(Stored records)
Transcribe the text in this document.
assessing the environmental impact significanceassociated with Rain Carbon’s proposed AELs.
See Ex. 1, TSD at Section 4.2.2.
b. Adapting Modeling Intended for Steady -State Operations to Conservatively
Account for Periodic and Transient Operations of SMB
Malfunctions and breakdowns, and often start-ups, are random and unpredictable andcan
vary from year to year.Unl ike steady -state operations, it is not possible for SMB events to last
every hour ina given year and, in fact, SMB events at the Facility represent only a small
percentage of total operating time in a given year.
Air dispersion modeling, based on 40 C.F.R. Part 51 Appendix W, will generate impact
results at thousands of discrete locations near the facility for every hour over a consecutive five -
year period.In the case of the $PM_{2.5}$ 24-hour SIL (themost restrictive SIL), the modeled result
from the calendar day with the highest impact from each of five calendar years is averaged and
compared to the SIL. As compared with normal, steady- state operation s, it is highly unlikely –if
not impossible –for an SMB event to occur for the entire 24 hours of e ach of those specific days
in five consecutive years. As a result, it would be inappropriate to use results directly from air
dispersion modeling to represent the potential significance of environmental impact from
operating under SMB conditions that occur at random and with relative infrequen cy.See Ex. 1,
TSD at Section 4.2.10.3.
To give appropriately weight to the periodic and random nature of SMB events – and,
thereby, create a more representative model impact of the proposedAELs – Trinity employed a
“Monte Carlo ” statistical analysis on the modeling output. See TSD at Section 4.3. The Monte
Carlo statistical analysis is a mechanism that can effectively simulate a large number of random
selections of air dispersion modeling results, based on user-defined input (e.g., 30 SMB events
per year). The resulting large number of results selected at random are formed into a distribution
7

...

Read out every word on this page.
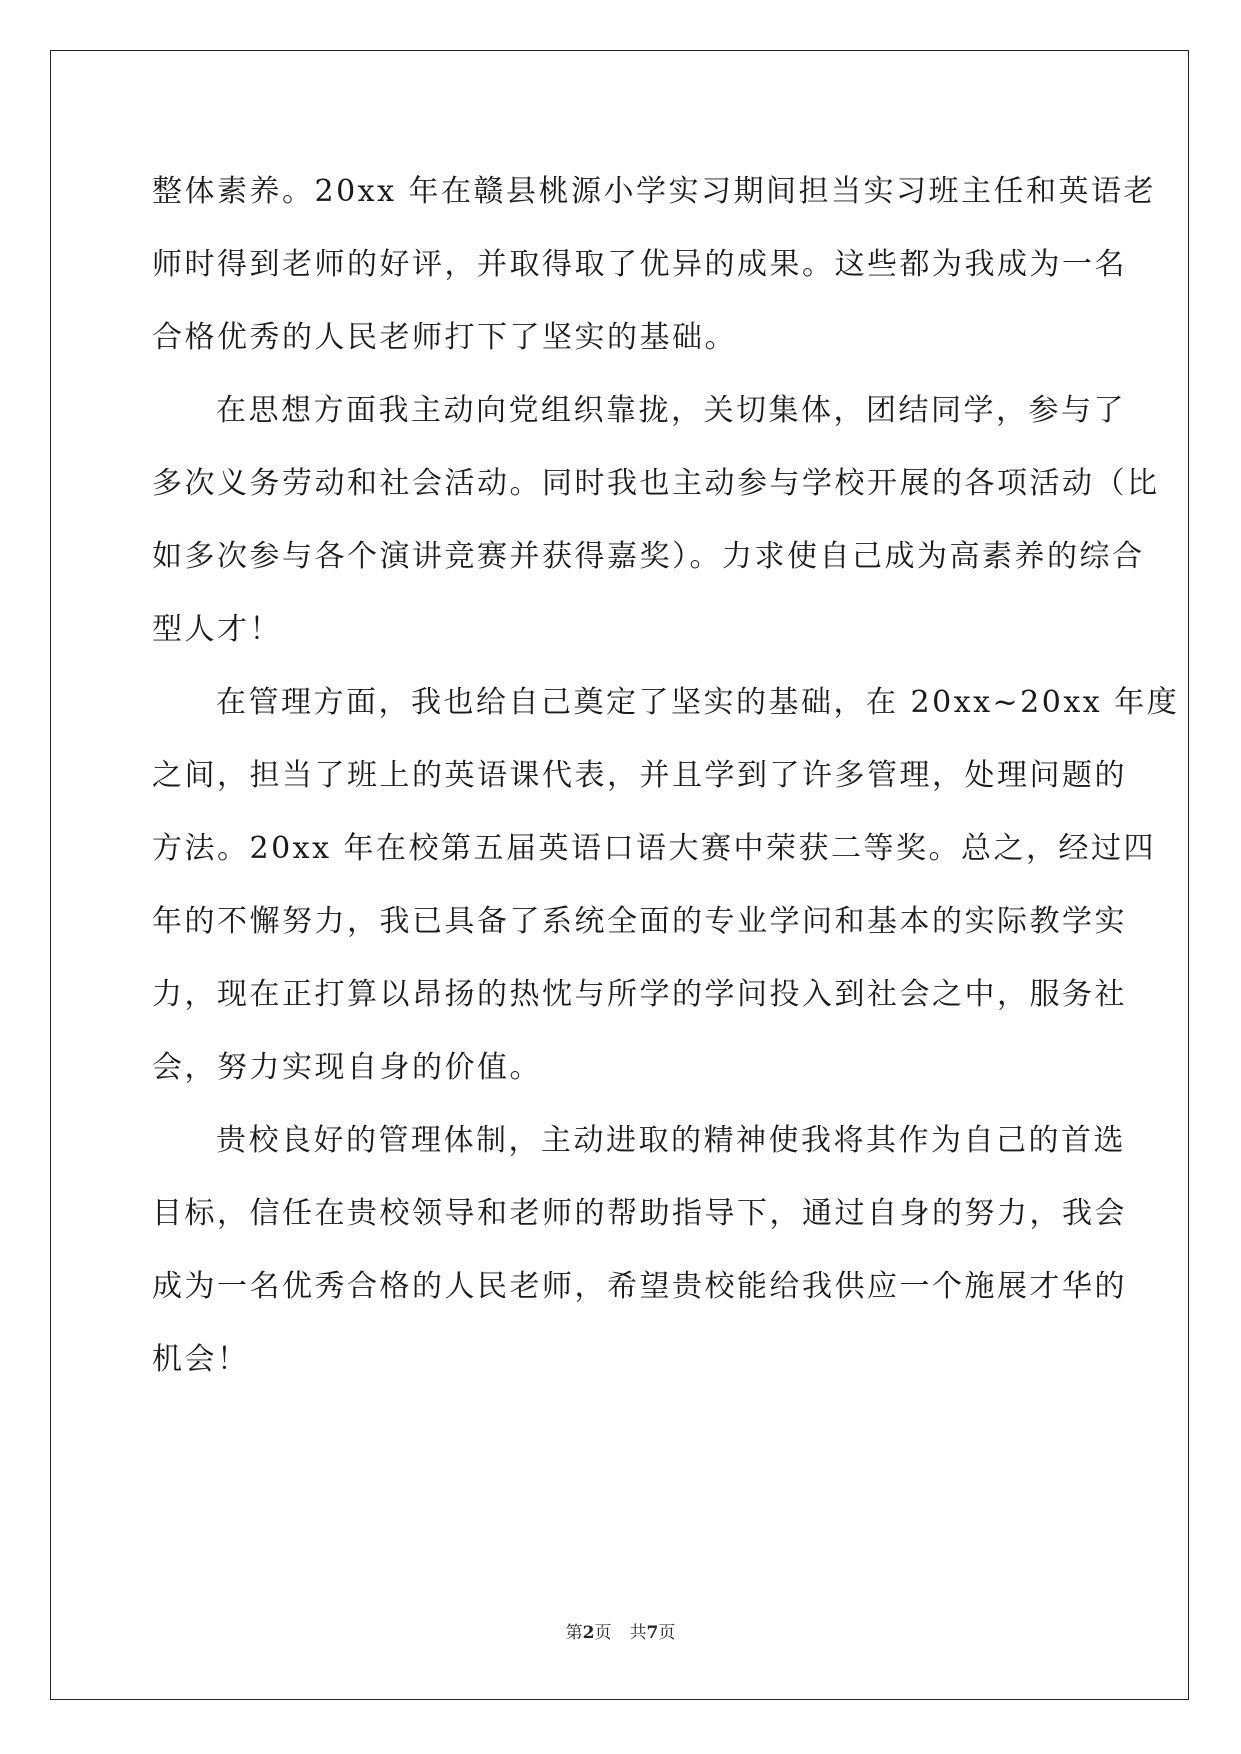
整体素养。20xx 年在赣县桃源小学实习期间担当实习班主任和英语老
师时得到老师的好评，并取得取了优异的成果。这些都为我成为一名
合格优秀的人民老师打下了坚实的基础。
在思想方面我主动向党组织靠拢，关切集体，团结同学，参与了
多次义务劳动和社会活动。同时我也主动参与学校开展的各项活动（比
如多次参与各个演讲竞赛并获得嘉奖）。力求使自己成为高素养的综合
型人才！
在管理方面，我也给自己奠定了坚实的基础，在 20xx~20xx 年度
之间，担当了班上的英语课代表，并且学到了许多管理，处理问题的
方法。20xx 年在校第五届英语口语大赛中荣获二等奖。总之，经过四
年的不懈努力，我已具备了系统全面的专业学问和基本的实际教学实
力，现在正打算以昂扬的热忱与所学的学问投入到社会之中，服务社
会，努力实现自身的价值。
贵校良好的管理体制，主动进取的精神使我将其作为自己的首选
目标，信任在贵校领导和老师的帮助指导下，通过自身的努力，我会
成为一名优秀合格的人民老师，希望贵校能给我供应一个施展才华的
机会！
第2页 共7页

==

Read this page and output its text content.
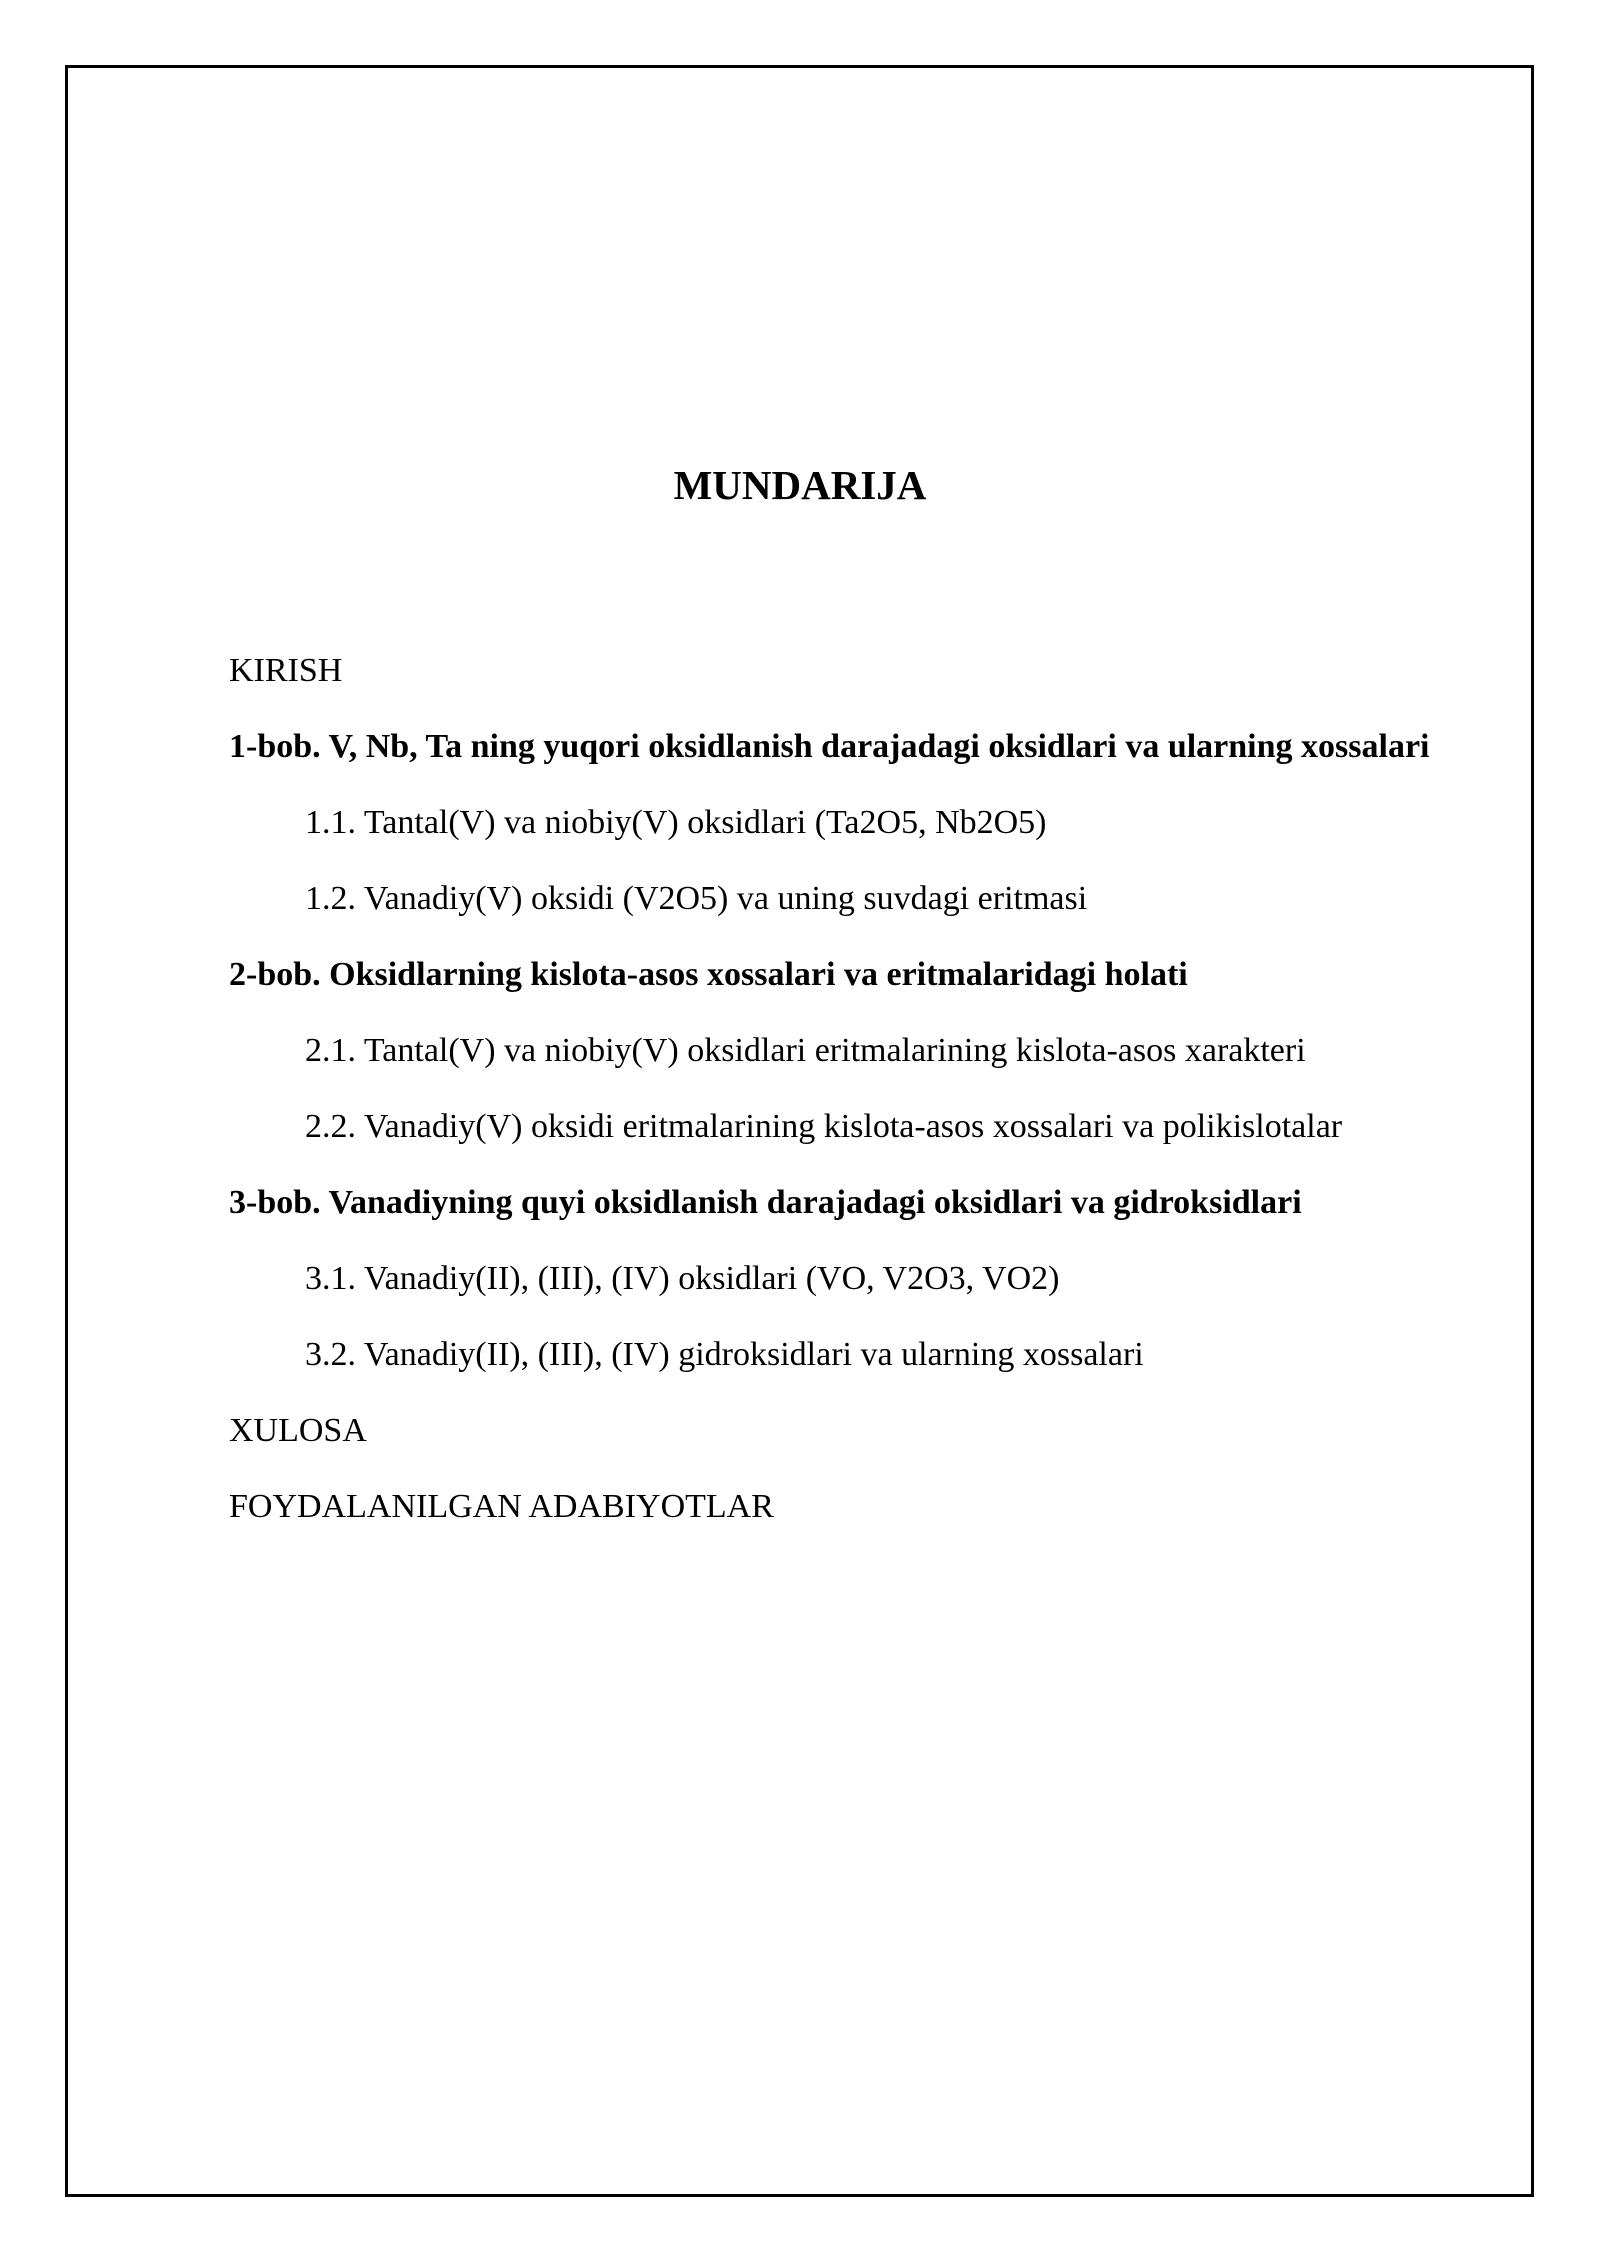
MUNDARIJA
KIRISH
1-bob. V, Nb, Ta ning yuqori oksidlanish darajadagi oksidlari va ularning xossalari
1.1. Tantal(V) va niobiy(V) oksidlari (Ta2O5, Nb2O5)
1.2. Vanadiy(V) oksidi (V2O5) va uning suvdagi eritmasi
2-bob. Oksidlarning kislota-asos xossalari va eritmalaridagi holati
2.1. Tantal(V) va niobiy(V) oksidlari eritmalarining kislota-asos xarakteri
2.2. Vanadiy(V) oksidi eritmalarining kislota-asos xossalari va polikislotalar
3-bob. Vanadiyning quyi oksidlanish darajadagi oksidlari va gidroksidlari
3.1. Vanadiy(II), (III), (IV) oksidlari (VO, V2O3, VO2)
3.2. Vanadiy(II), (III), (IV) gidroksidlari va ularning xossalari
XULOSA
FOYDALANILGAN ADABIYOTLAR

### REQUIREMENTS
Consider the entries above and return each line with the string "Carlo".

### EXPECTED ANSWER
“Monte Carlo ” statistical analysis on the modeling output. See TSD at Section 4.3. The Monte
Carlo statistical analysis is a mechanism that can effectively simulate a large number of random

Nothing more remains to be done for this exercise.